*Input rows*
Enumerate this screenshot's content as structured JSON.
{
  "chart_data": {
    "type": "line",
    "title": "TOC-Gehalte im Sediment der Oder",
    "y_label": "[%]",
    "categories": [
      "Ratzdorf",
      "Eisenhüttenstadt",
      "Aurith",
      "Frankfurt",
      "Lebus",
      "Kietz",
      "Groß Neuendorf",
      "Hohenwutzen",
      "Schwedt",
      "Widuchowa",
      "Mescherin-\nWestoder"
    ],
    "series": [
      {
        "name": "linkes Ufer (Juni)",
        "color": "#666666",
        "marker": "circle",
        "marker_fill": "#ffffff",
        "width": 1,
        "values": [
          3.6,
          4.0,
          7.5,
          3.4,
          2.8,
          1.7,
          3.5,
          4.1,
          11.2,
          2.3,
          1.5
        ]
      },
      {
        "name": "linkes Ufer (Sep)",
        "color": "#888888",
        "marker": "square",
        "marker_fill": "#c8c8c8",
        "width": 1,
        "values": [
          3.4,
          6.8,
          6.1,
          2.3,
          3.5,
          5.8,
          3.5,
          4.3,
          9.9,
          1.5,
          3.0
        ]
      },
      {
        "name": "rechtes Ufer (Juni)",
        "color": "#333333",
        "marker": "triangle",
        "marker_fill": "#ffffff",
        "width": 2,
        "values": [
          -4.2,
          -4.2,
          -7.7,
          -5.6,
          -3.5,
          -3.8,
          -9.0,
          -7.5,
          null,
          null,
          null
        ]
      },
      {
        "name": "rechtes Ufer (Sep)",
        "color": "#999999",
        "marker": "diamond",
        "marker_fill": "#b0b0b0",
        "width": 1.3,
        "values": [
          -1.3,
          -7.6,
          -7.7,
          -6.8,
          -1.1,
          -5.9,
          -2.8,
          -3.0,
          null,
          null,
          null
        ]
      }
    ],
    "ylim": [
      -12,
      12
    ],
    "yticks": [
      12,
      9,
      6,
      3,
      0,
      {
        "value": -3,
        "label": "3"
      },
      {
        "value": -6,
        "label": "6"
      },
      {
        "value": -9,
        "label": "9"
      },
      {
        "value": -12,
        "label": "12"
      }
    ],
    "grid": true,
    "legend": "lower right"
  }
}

*Goal*
Make an exact copy of the listing, including every line.

*Written solution*
Enumerate this screenshot's content as structured JSON.
{
  "chart_data": {
    "type": "line",
    "title": "TOC-Gehalte im Sediment der Oder",
    "y_label": "[%]",
    "categories": [
      "Ratzdorf",
      "Eisenhüttenstadt",
      "Aurith",
      "Frankfurt",
      "Lebus",
      "Kietz",
      "Groß Neuendorf",
      "Hohenwutzen",
      "Schwedt",
      "Widuchowa",
      "Mescherin-\nWestoder"
    ],
    "series": [
      {
        "name": "linkes Ufer (Juni)",
        "color": "#666666",
        "marker": "circle",
        "marker_fill": "#ffffff",
        "width": 1,
        "values": [
          3.6,
          4.0,
          7.5,
          3.4,
          2.8,
          1.7,
          3.5,
          4.1,
          11.2,
          2.3,
          1.5
        ]
      },
      {
        "name": "linkes Ufer (Sep)",
        "color": "#888888",
        "marker": "square",
        "marker_fill": "#c8c8c8",
        "width": 1,
        "values": [
          3.4,
          6.8,
          6.1,
          2.3,
          3.5,
          5.8,
          3.5,
          4.3,
          9.9,
          1.5,
          3.0
        ]
      },
      {
        "name": "rechtes Ufer (Juni)",
        "color": "#333333",
        "marker": "triangle",
        "marker_fill": "#ffffff",
        "width": 2,
        "values": [
          -4.2,
          -4.2,
          -7.7,
          -5.6,
          -3.5,
          -3.8,
          -9.0,
          -7.5,
          null,
          null,
          null
        ]
      },
      {
        "name": "rechtes Ufer (Sep)",
        "color": "#999999",
        "marker": "diamond",
        "marker_fill": "#b0b0b0",
        "width": 1.3,
        "values": [
          -1.3,
          -7.6,
          -7.7,
          -6.8,
          -1.1,
          -5.9,
          -2.8,
          -3.0,
          null,
          null,
          null
        ]
      }
    ],
    "ylim": [
      -12,
      12
    ],
    "yticks": [
      12,
      9,
      6,
      3,
      0,
      {
        "value": -3,
        "label": "3"
      },
      {
        "value": -6,
        "label": "6"
      },
      {
        "value": -9,
        "label": "9"
      },
      {
        "value": -12,
        "label": "12"
      }
    ],
    "grid": true,
    "legend": "lower right"
  }
}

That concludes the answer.